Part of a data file
•••
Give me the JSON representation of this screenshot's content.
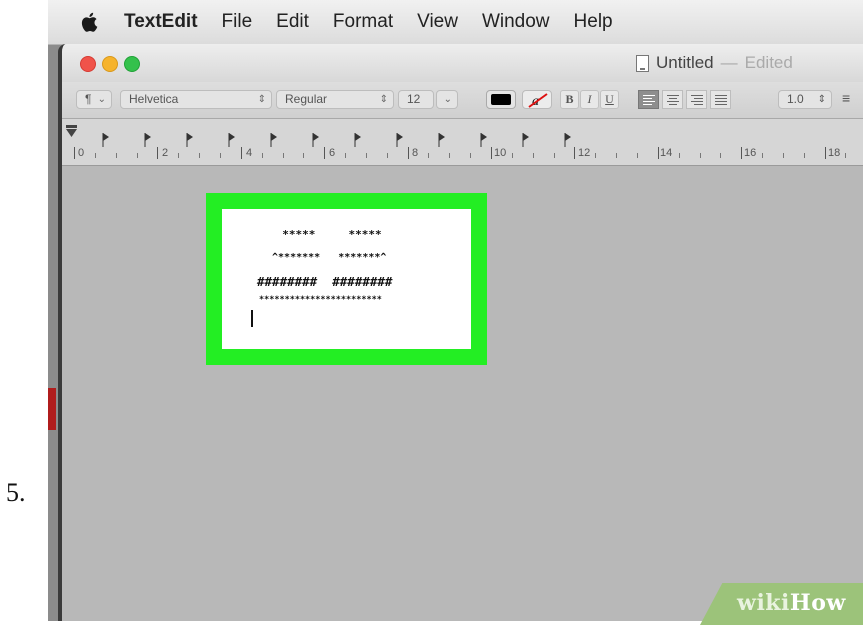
{
  "step_number": "5.",
  "menubar": {
    "app_name": "TextEdit",
    "items": [
      "File",
      "Edit",
      "Format",
      "View",
      "Window",
      "Help"
    ]
  },
  "window": {
    "title": "Untitled",
    "separator": "—",
    "status": "Edited"
  },
  "toolbar": {
    "paragraph_style": "¶",
    "font_family": "Helvetica",
    "font_style": "Regular",
    "font_size": "12",
    "bold_label": "B",
    "italic_label": "I",
    "underline_label": "U",
    "line_spacing": "1.0",
    "text_color": "#000000"
  },
  "ruler": {
    "labels": [
      "0",
      "2",
      "4",
      "6",
      "8",
      "10",
      "12",
      "14",
      "16",
      "18"
    ]
  },
  "document": {
    "lines": [
      "  *****     *****",
      " ^*******   *******^",
      "########  ########",
      "************************"
    ]
  },
  "highlight_color": "#23ee23",
  "watermark": {
    "wiki": "wiki",
    "how": "How"
  }
}
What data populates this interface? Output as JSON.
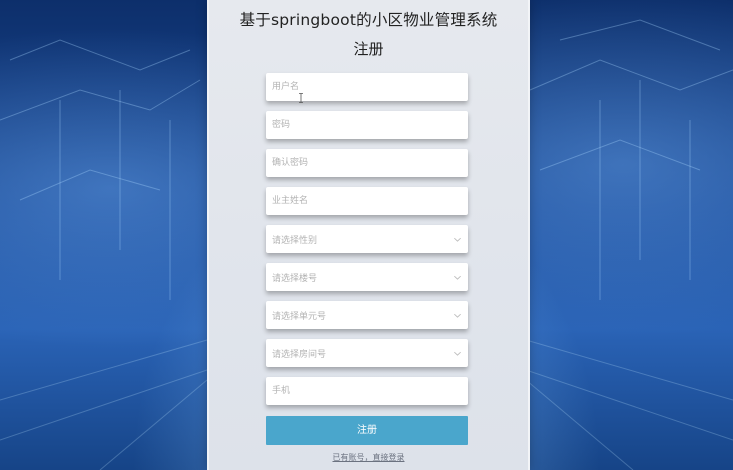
{
  "header": {
    "title": "基于springboot的小区物业管理系统",
    "subtitle": "注册"
  },
  "form": {
    "username": {
      "placeholder": "用户名",
      "value": ""
    },
    "password": {
      "placeholder": "密码",
      "value": ""
    },
    "confirm_password": {
      "placeholder": "确认密码",
      "value": ""
    },
    "owner_name": {
      "placeholder": "业主姓名",
      "value": ""
    },
    "gender_select": {
      "placeholder": "请选择性别"
    },
    "building_select": {
      "placeholder": "请选择楼号"
    },
    "unit_select": {
      "placeholder": "请选择单元号"
    },
    "room_select": {
      "placeholder": "请选择房间号"
    },
    "phone": {
      "placeholder": "手机",
      "value": ""
    }
  },
  "register_button": {
    "label": "注册"
  },
  "login_link": {
    "label": "已有账号，直接登录"
  },
  "colors": {
    "accent": "#4aa6cc",
    "panel_bg": "#e3e7ed",
    "background": "#1b4c9a"
  },
  "icons": {
    "select_arrow": "chevron-down-icon",
    "text_cursor": "text-cursor-icon"
  }
}
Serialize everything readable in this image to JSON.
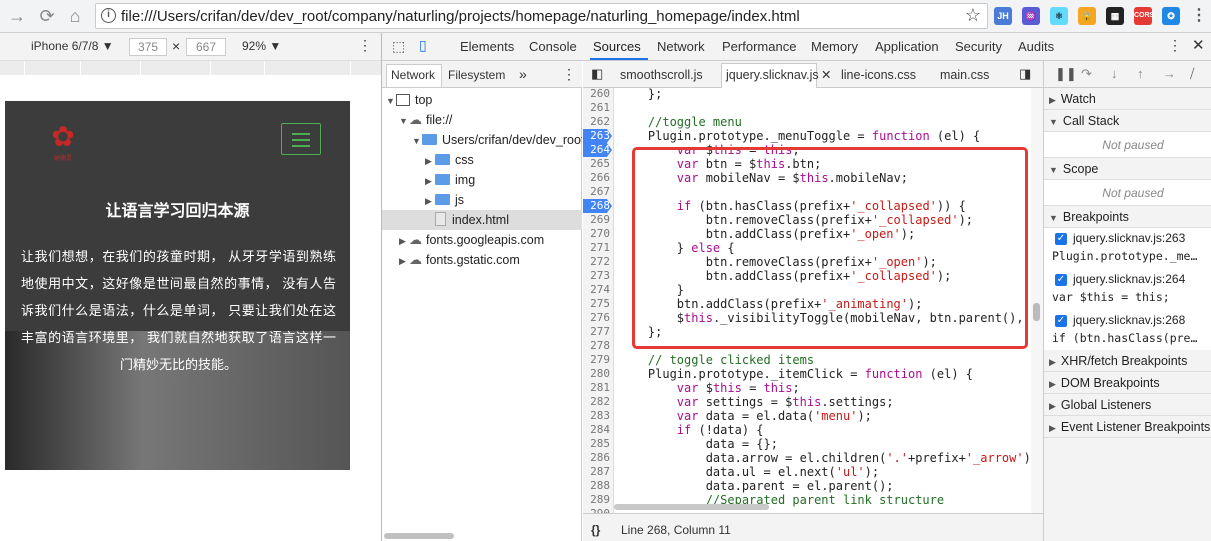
{
  "browser": {
    "url": "file:///Users/crifan/dev/dev_root/company/naturling/projects/homepage/naturling_homepage/index.html",
    "extensions": [
      "JH",
      "♒",
      "⚛",
      "🔒",
      "▦",
      "CORS",
      "✪",
      "⋮"
    ]
  },
  "device": {
    "name": "iPhone 6/7/8 ▼",
    "width": "375",
    "times": "×",
    "height": "667",
    "zoom": "92% ▼"
  },
  "phone": {
    "logo_sub": "纳德灵",
    "title": "让语言学习回归本源",
    "text": "让我们想想，在我们的孩童时期， 从牙牙学语到熟练地使用中文，这好像是世间最自然的事情， 没有人告诉我们什么是语法，什么是单词， 只要让我们处在这丰富的语言环境里， 我们就自然地获取了语言这样一门精妙无比的技能。"
  },
  "devtools": {
    "tabs": [
      "Elements",
      "Console",
      "Sources",
      "Network",
      "Performance",
      "Memory",
      "Application",
      "Security",
      "Audits"
    ]
  },
  "navigator": {
    "tabs": [
      "Network",
      "Filesystem",
      "»"
    ],
    "tree": [
      {
        "label": "top",
        "type": "frame",
        "indent": 0
      },
      {
        "label": "file://",
        "type": "cloud",
        "indent": 1
      },
      {
        "label": "Users/crifan/dev/dev_root",
        "type": "folder",
        "indent": 2,
        "open": true
      },
      {
        "label": "css",
        "type": "folder",
        "indent": 3
      },
      {
        "label": "img",
        "type": "folder",
        "indent": 3
      },
      {
        "label": "js",
        "type": "folder",
        "indent": 3
      },
      {
        "label": "index.html",
        "type": "file",
        "indent": 3
      },
      {
        "label": "fonts.googleapis.com",
        "type": "cloud",
        "indent": 1
      },
      {
        "label": "fonts.gstatic.com",
        "type": "cloud",
        "indent": 1
      }
    ]
  },
  "editor": {
    "tabs": [
      "smoothscroll.js",
      "jquery.slicknav.js",
      "line-icons.css",
      "main.css"
    ],
    "status": "Line 268, Column 11",
    "lines": [
      {
        "n": "260",
        "t": "    };"
      },
      {
        "n": "261",
        "t": ""
      },
      {
        "n": "262",
        "t": "    //toggle menu"
      },
      {
        "n": "263",
        "t": "    Plugin.prototype._menuToggle = function (el) {",
        "bp": true
      },
      {
        "n": "264",
        "t": "        var $this = this;",
        "bp": true
      },
      {
        "n": "265",
        "t": "        var btn = $this.btn;"
      },
      {
        "n": "266",
        "t": "        var mobileNav = $this.mobileNav;"
      },
      {
        "n": "267",
        "t": ""
      },
      {
        "n": "268",
        "t": "        if (btn.hasClass(prefix+'_collapsed')) {",
        "bp": true
      },
      {
        "n": "269",
        "t": "            btn.removeClass(prefix+'_collapsed');"
      },
      {
        "n": "270",
        "t": "            btn.addClass(prefix+'_open');"
      },
      {
        "n": "271",
        "t": "        } else {"
      },
      {
        "n": "272",
        "t": "            btn.removeClass(prefix+'_open');"
      },
      {
        "n": "273",
        "t": "            btn.addClass(prefix+'_collapsed');"
      },
      {
        "n": "274",
        "t": "        }"
      },
      {
        "n": "275",
        "t": "        btn.addClass(prefix+'_animating');"
      },
      {
        "n": "276",
        "t": "        $this._visibilityToggle(mobileNav, btn.parent(),"
      },
      {
        "n": "277",
        "t": "    };"
      },
      {
        "n": "278",
        "t": ""
      },
      {
        "n": "279",
        "t": "    // toggle clicked items"
      },
      {
        "n": "280",
        "t": "    Plugin.prototype._itemClick = function (el) {"
      },
      {
        "n": "281",
        "t": "        var $this = this;"
      },
      {
        "n": "282",
        "t": "        var settings = $this.settings;"
      },
      {
        "n": "283",
        "t": "        var data = el.data('menu');"
      },
      {
        "n": "284",
        "t": "        if (!data) {"
      },
      {
        "n": "285",
        "t": "            data = {};"
      },
      {
        "n": "286",
        "t": "            data.arrow = el.children('.'+prefix+'_arrow')"
      },
      {
        "n": "287",
        "t": "            data.ul = el.next('ul');"
      },
      {
        "n": "288",
        "t": "            data.parent = el.parent();"
      },
      {
        "n": "289",
        "t": "            //Separated parent link structure"
      },
      {
        "n": "290",
        "t": ""
      }
    ]
  },
  "debugger": {
    "sections": {
      "watch": "Watch",
      "callstack": "Call Stack",
      "callstack_state": "Not paused",
      "scope": "Scope",
      "scope_state": "Not paused",
      "breakpoints": "Breakpoints",
      "xhr": "XHR/fetch Breakpoints",
      "dom": "DOM Breakpoints",
      "global": "Global Listeners",
      "event": "Event Listener Breakpoints"
    },
    "breakpoints": [
      {
        "file": "jquery.slicknav.js:263",
        "code": "Plugin.prototype._me…"
      },
      {
        "file": "jquery.slicknav.js:264",
        "code": "var $this = this;"
      },
      {
        "file": "jquery.slicknav.js:268",
        "code": "if (btn.hasClass(pre…"
      }
    ]
  }
}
•••
• _WORK TO BE COMPLETED_
Copy each line above precisely, dropping the pictures.

• _COMPLETED TASK_
Give me the JSON representation of this screenshot's content.
{
  "step_number": "5.",
  "menubar": {
    "app_name": "TextEdit",
    "items": [
      "File",
      "Edit",
      "Format",
      "View",
      "Window",
      "Help"
    ]
  },
  "window": {
    "title": "Untitled",
    "separator": "—",
    "status": "Edited"
  },
  "toolbar": {
    "paragraph_style": "¶",
    "font_family": "Helvetica",
    "font_style": "Regular",
    "font_size": "12",
    "bold_label": "B",
    "italic_label": "I",
    "underline_label": "U",
    "line_spacing": "1.0",
    "text_color": "#000000"
  },
  "ruler": {
    "labels": [
      "0",
      "2",
      "4",
      "6",
      "8",
      "10",
      "12",
      "14",
      "16",
      "18"
    ]
  },
  "document": {
    "lines": [
      "  *****     *****",
      " ^*******   *******^",
      "########  ########",
      "************************"
    ]
  },
  "highlight_color": "#23ee23",
  "watermark": {
    "wiki": "wiki",
    "how": "How"
  }
}
What data populates this interface? Output as JSON.
{
  "header": {
    "title": "基于springboot的小区物业管理系统",
    "subtitle": "注册"
  },
  "form": {
    "username": {
      "placeholder": "用户名",
      "value": ""
    },
    "password": {
      "placeholder": "密码",
      "value": ""
    },
    "confirm_password": {
      "placeholder": "确认密码",
      "value": ""
    },
    "owner_name": {
      "placeholder": "业主姓名",
      "value": ""
    },
    "gender_select": {
      "placeholder": "请选择性别"
    },
    "building_select": {
      "placeholder": "请选择楼号"
    },
    "unit_select": {
      "placeholder": "请选择单元号"
    },
    "room_select": {
      "placeholder": "请选择房间号"
    },
    "phone": {
      "placeholder": "手机",
      "value": ""
    }
  },
  "register_button": {
    "label": "注册"
  },
  "login_link": {
    "label": "已有账号，直接登录"
  },
  "colors": {
    "accent": "#4aa6cc",
    "panel_bg": "#e3e7ed",
    "background": "#1b4c9a"
  },
  "icons": {
    "select_arrow": "chevron-down-icon",
    "text_cursor": "text-cursor-icon"
  }
}
Serialize everything readable in this image to JSON.
{
  "browser": {
    "url": "file:///Users/crifan/dev/dev_root/company/naturling/projects/homepage/naturling_homepage/index.html",
    "extensions": [
      "JH",
      "♒",
      "⚛",
      "🔒",
      "▦",
      "CORS",
      "✪",
      "⋮"
    ]
  },
  "device": {
    "name": "iPhone 6/7/8 ▼",
    "width": "375",
    "times": "×",
    "height": "667",
    "zoom": "92% ▼"
  },
  "phone": {
    "logo_sub": "纳德灵",
    "title": "让语言学习回归本源",
    "text": "让我们想想，在我们的孩童时期， 从牙牙学语到熟练地使用中文，这好像是世间最自然的事情， 没有人告诉我们什么是语法，什么是单词， 只要让我们处在这丰富的语言环境里， 我们就自然地获取了语言这样一门精妙无比的技能。"
  },
  "devtools": {
    "tabs": [
      "Elements",
      "Console",
      "Sources",
      "Network",
      "Performance",
      "Memory",
      "Application",
      "Security",
      "Audits"
    ]
  },
  "navigator": {
    "tabs": [
      "Network",
      "Filesystem",
      "»"
    ],
    "tree": [
      {
        "label": "top",
        "type": "frame",
        "indent": 0
      },
      {
        "label": "file://",
        "type": "cloud",
        "indent": 1
      },
      {
        "label": "Users/crifan/dev/dev_root",
        "type": "folder",
        "indent": 2,
        "open": true
      },
      {
        "label": "css",
        "type": "folder",
        "indent": 3
      },
      {
        "label": "img",
        "type": "folder",
        "indent": 3
      },
      {
        "label": "js",
        "type": "folder",
        "indent": 3
      },
      {
        "label": "index.html",
        "type": "file",
        "indent": 3
      },
      {
        "label": "fonts.googleapis.com",
        "type": "cloud",
        "indent": 1
      },
      {
        "label": "fonts.gstatic.com",
        "type": "cloud",
        "indent": 1
      }
    ]
  },
  "editor": {
    "tabs": [
      "smoothscroll.js",
      "jquery.slicknav.js",
      "line-icons.css",
      "main.css"
    ],
    "status": "Line 268, Column 11",
    "lines": [
      {
        "n": "260",
        "t": "    };"
      },
      {
        "n": "261",
        "t": ""
      },
      {
        "n": "262",
        "t": "    //toggle menu"
      },
      {
        "n": "263",
        "t": "    Plugin.prototype._menuToggle = function (el) {",
        "bp": true
      },
      {
        "n": "264",
        "t": "        var $this = this;",
        "bp": true
      },
      {
        "n": "265",
        "t": "        var btn = $this.btn;"
      },
      {
        "n": "266",
        "t": "        var mobileNav = $this.mobileNav;"
      },
      {
        "n": "267",
        "t": ""
      },
      {
        "n": "268",
        "t": "        if (btn.hasClass(prefix+'_collapsed')) {",
        "bp": true
      },
      {
        "n": "269",
        "t": "            btn.removeClass(prefix+'_collapsed');"
      },
      {
        "n": "270",
        "t": "            btn.addClass(prefix+'_open');"
      },
      {
        "n": "271",
        "t": "        } else {"
      },
      {
        "n": "272",
        "t": "            btn.removeClass(prefix+'_open');"
      },
      {
        "n": "273",
        "t": "            btn.addClass(prefix+'_collapsed');"
      },
      {
        "n": "274",
        "t": "        }"
      },
      {
        "n": "275",
        "t": "        btn.addClass(prefix+'_animating');"
      },
      {
        "n": "276",
        "t": "        $this._visibilityToggle(mobileNav, btn.parent(),"
      },
      {
        "n": "277",
        "t": "    };"
      },
      {
        "n": "278",
        "t": ""
      },
      {
        "n": "279",
        "t": "    // toggle clicked items"
      },
      {
        "n": "280",
        "t": "    Plugin.prototype._itemClick = function (el) {"
      },
      {
        "n": "281",
        "t": "        var $this = this;"
      },
      {
        "n": "282",
        "t": "        var settings = $this.settings;"
      },
      {
        "n": "283",
        "t": "        var data = el.data('menu');"
      },
      {
        "n": "284",
        "t": "        if (!data) {"
      },
      {
        "n": "285",
        "t": "            data = {};"
      },
      {
        "n": "286",
        "t": "            data.arrow = el.children('.'+prefix+'_arrow')"
      },
      {
        "n": "287",
        "t": "            data.ul = el.next('ul');"
      },
      {
        "n": "288",
        "t": "            data.parent = el.parent();"
      },
      {
        "n": "289",
        "t": "            //Separated parent link structure"
      },
      {
        "n": "290",
        "t": ""
      }
    ]
  },
  "debugger": {
    "sections": {
      "watch": "Watch",
      "callstack": "Call Stack",
      "callstack_state": "Not paused",
      "scope": "Scope",
      "scope_state": "Not paused",
      "breakpoints": "Breakpoints",
      "xhr": "XHR/fetch Breakpoints",
      "dom": "DOM Breakpoints",
      "global": "Global Listeners",
      "event": "Event Listener Breakpoints"
    },
    "breakpoints": [
      {
        "file": "jquery.slicknav.js:263",
        "code": "Plugin.prototype._me…"
      },
      {
        "file": "jquery.slicknav.js:264",
        "code": "var $this = this;"
      },
      {
        "file": "jquery.slicknav.js:268",
        "code": "if (btn.hasClass(pre…"
      }
    ]
  }
}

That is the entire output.